(Extracts from a graphics dataset)
————————
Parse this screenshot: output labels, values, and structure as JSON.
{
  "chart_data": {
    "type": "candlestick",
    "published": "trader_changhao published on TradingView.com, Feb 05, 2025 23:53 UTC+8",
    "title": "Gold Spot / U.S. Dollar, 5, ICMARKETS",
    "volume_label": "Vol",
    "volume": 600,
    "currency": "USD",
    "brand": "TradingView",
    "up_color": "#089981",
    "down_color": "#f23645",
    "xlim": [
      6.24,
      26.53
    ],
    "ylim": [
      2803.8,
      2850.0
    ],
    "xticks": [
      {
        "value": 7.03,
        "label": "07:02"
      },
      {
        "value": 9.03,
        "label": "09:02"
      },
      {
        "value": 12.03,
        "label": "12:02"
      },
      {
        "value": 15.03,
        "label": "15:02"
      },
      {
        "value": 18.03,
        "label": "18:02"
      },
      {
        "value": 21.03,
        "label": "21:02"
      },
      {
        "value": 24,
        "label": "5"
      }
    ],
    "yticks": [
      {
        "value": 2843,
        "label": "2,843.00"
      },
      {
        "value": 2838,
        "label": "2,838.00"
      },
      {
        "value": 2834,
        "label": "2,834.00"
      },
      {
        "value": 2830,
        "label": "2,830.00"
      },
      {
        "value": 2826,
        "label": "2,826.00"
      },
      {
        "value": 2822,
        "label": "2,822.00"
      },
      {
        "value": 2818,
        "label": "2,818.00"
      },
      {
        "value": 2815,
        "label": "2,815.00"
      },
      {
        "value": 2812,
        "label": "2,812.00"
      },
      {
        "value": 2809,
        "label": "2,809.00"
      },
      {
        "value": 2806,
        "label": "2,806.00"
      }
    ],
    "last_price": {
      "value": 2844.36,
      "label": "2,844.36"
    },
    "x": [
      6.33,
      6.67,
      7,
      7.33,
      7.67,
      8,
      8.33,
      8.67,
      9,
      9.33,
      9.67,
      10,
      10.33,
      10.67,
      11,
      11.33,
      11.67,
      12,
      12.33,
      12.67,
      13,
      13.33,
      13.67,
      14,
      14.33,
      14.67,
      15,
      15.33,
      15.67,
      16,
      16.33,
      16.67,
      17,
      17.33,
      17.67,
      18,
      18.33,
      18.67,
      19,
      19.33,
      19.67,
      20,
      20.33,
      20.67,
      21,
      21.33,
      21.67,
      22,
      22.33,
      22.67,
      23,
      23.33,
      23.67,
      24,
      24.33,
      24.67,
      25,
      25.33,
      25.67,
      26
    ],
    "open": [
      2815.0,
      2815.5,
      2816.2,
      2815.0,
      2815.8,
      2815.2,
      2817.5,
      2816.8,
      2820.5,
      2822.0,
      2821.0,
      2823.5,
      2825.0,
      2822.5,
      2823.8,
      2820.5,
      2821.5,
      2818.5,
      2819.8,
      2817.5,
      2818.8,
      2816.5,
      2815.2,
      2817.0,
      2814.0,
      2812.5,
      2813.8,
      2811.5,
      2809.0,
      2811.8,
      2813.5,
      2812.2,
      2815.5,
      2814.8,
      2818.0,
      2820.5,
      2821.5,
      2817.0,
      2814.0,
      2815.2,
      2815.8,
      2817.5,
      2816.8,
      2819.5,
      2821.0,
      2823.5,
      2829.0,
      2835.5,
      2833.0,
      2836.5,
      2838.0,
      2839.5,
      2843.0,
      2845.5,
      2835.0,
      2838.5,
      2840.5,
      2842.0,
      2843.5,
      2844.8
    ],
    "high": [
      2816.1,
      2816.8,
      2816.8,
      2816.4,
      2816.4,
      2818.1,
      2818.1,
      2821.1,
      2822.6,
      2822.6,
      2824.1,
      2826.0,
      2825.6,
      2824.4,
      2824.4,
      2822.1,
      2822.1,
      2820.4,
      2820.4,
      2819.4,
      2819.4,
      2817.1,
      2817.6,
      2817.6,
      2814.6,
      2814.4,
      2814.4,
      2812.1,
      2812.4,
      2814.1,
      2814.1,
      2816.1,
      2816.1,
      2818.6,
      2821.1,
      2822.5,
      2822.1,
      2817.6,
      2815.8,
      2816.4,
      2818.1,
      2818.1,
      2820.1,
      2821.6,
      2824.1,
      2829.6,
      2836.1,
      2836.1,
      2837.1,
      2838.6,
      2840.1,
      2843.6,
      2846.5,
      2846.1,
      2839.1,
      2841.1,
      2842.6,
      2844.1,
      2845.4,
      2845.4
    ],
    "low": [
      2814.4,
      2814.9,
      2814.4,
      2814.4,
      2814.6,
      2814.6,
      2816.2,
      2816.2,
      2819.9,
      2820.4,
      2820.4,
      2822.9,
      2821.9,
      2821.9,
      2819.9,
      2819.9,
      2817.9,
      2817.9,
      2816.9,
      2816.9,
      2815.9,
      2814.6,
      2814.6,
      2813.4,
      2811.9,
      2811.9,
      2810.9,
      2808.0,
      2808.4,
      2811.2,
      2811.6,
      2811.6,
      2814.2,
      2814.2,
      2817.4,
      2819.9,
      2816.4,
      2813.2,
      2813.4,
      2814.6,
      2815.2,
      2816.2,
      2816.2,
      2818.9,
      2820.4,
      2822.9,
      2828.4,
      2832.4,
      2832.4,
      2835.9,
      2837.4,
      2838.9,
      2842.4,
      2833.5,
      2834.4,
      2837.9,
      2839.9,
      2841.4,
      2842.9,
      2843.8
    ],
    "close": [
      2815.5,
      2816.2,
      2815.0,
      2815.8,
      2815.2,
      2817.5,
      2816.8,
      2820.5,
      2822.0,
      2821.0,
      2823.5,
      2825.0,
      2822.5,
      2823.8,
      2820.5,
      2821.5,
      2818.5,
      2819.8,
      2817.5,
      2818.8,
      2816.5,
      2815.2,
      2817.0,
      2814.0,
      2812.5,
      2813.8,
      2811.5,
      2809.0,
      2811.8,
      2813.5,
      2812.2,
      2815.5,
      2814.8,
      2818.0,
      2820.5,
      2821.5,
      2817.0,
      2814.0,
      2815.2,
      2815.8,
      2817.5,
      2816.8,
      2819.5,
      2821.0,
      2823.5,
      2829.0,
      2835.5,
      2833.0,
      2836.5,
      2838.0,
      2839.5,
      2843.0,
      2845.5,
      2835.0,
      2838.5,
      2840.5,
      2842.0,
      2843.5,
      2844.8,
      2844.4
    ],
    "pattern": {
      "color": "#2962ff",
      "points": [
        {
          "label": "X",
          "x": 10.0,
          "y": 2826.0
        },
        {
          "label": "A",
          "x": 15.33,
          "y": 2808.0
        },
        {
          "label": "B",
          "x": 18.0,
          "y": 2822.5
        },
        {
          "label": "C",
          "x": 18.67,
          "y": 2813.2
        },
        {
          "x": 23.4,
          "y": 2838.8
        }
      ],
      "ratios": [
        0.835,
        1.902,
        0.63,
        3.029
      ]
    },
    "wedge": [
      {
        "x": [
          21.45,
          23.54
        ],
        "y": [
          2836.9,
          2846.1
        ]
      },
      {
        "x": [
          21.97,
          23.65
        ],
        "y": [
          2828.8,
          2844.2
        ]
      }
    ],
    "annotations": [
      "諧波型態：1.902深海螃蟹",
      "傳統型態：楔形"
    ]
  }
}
————————
Give back the whole listing, word for word.

■ **Final result**
Parse this screenshot: output labels, values, and structure as JSON.
{
  "chart_data": {
    "type": "candlestick",
    "published": "trader_changhao published on TradingView.com, Feb 05, 2025 23:53 UTC+8",
    "title": "Gold Spot / U.S. Dollar, 5, ICMARKETS",
    "volume_label": "Vol",
    "volume": 600,
    "currency": "USD",
    "brand": "TradingView",
    "up_color": "#089981",
    "down_color": "#f23645",
    "xlim": [
      6.24,
      26.53
    ],
    "ylim": [
      2803.8,
      2850.0
    ],
    "xticks": [
      {
        "value": 7.03,
        "label": "07:02"
      },
      {
        "value": 9.03,
        "label": "09:02"
      },
      {
        "value": 12.03,
        "label": "12:02"
      },
      {
        "value": 15.03,
        "label": "15:02"
      },
      {
        "value": 18.03,
        "label": "18:02"
      },
      {
        "value": 21.03,
        "label": "21:02"
      },
      {
        "value": 24,
        "label": "5"
      }
    ],
    "yticks": [
      {
        "value": 2843,
        "label": "2,843.00"
      },
      {
        "value": 2838,
        "label": "2,838.00"
      },
      {
        "value": 2834,
        "label": "2,834.00"
      },
      {
        "value": 2830,
        "label": "2,830.00"
      },
      {
        "value": 2826,
        "label": "2,826.00"
      },
      {
        "value": 2822,
        "label": "2,822.00"
      },
      {
        "value": 2818,
        "label": "2,818.00"
      },
      {
        "value": 2815,
        "label": "2,815.00"
      },
      {
        "value": 2812,
        "label": "2,812.00"
      },
      {
        "value": 2809,
        "label": "2,809.00"
      },
      {
        "value": 2806,
        "label": "2,806.00"
      }
    ],
    "last_price": {
      "value": 2844.36,
      "label": "2,844.36"
    },
    "x": [
      6.33,
      6.67,
      7,
      7.33,
      7.67,
      8,
      8.33,
      8.67,
      9,
      9.33,
      9.67,
      10,
      10.33,
      10.67,
      11,
      11.33,
      11.67,
      12,
      12.33,
      12.67,
      13,
      13.33,
      13.67,
      14,
      14.33,
      14.67,
      15,
      15.33,
      15.67,
      16,
      16.33,
      16.67,
      17,
      17.33,
      17.67,
      18,
      18.33,
      18.67,
      19,
      19.33,
      19.67,
      20,
      20.33,
      20.67,
      21,
      21.33,
      21.67,
      22,
      22.33,
      22.67,
      23,
      23.33,
      23.67,
      24,
      24.33,
      24.67,
      25,
      25.33,
      25.67,
      26
    ],
    "open": [
      2815.0,
      2815.5,
      2816.2,
      2815.0,
      2815.8,
      2815.2,
      2817.5,
      2816.8,
      2820.5,
      2822.0,
      2821.0,
      2823.5,
      2825.0,
      2822.5,
      2823.8,
      2820.5,
      2821.5,
      2818.5,
      2819.8,
      2817.5,
      2818.8,
      2816.5,
      2815.2,
      2817.0,
      2814.0,
      2812.5,
      2813.8,
      2811.5,
      2809.0,
      2811.8,
      2813.5,
      2812.2,
      2815.5,
      2814.8,
      2818.0,
      2820.5,
      2821.5,
      2817.0,
      2814.0,
      2815.2,
      2815.8,
      2817.5,
      2816.8,
      2819.5,
      2821.0,
      2823.5,
      2829.0,
      2835.5,
      2833.0,
      2836.5,
      2838.0,
      2839.5,
      2843.0,
      2845.5,
      2835.0,
      2838.5,
      2840.5,
      2842.0,
      2843.5,
      2844.8
    ],
    "high": [
      2816.1,
      2816.8,
      2816.8,
      2816.4,
      2816.4,
      2818.1,
      2818.1,
      2821.1,
      2822.6,
      2822.6,
      2824.1,
      2826.0,
      2825.6,
      2824.4,
      2824.4,
      2822.1,
      2822.1,
      2820.4,
      2820.4,
      2819.4,
      2819.4,
      2817.1,
      2817.6,
      2817.6,
      2814.6,
      2814.4,
      2814.4,
      2812.1,
      2812.4,
      2814.1,
      2814.1,
      2816.1,
      2816.1,
      2818.6,
      2821.1,
      2822.5,
      2822.1,
      2817.6,
      2815.8,
      2816.4,
      2818.1,
      2818.1,
      2820.1,
      2821.6,
      2824.1,
      2829.6,
      2836.1,
      2836.1,
      2837.1,
      2838.6,
      2840.1,
      2843.6,
      2846.5,
      2846.1,
      2839.1,
      2841.1,
      2842.6,
      2844.1,
      2845.4,
      2845.4
    ],
    "low": [
      2814.4,
      2814.9,
      2814.4,
      2814.4,
      2814.6,
      2814.6,
      2816.2,
      2816.2,
      2819.9,
      2820.4,
      2820.4,
      2822.9,
      2821.9,
      2821.9,
      2819.9,
      2819.9,
      2817.9,
      2817.9,
      2816.9,
      2816.9,
      2815.9,
      2814.6,
      2814.6,
      2813.4,
      2811.9,
      2811.9,
      2810.9,
      2808.0,
      2808.4,
      2811.2,
      2811.6,
      2811.6,
      2814.2,
      2814.2,
      2817.4,
      2819.9,
      2816.4,
      2813.2,
      2813.4,
      2814.6,
      2815.2,
      2816.2,
      2816.2,
      2818.9,
      2820.4,
      2822.9,
      2828.4,
      2832.4,
      2832.4,
      2835.9,
      2837.4,
      2838.9,
      2842.4,
      2833.5,
      2834.4,
      2837.9,
      2839.9,
      2841.4,
      2842.9,
      2843.8
    ],
    "close": [
      2815.5,
      2816.2,
      2815.0,
      2815.8,
      2815.2,
      2817.5,
      2816.8,
      2820.5,
      2822.0,
      2821.0,
      2823.5,
      2825.0,
      2822.5,
      2823.8,
      2820.5,
      2821.5,
      2818.5,
      2819.8,
      2817.5,
      2818.8,
      2816.5,
      2815.2,
      2817.0,
      2814.0,
      2812.5,
      2813.8,
      2811.5,
      2809.0,
      2811.8,
      2813.5,
      2812.2,
      2815.5,
      2814.8,
      2818.0,
      2820.5,
      2821.5,
      2817.0,
      2814.0,
      2815.2,
      2815.8,
      2817.5,
      2816.8,
      2819.5,
      2821.0,
      2823.5,
      2829.0,
      2835.5,
      2833.0,
      2836.5,
      2838.0,
      2839.5,
      2843.0,
      2845.5,
      2835.0,
      2838.5,
      2840.5,
      2842.0,
      2843.5,
      2844.8,
      2844.4
    ],
    "pattern": {
      "color": "#2962ff",
      "points": [
        {
          "label": "X",
          "x": 10.0,
          "y": 2826.0
        },
        {
          "label": "A",
          "x": 15.33,
          "y": 2808.0
        },
        {
          "label": "B",
          "x": 18.0,
          "y": 2822.5
        },
        {
          "label": "C",
          "x": 18.67,
          "y": 2813.2
        },
        {
          "x": 23.4,
          "y": 2838.8
        }
      ],
      "ratios": [
        0.835,
        1.902,
        0.63,
        3.029
      ]
    },
    "wedge": [
      {
        "x": [
          21.45,
          23.54
        ],
        "y": [
          2836.9,
          2846.1
        ]
      },
      {
        "x": [
          21.97,
          23.65
        ],
        "y": [
          2828.8,
          2844.2
        ]
      }
    ],
    "annotations": [
      "諧波型態：1.902深海螃蟹",
      "傳統型態：楔形"
    ]
  }
}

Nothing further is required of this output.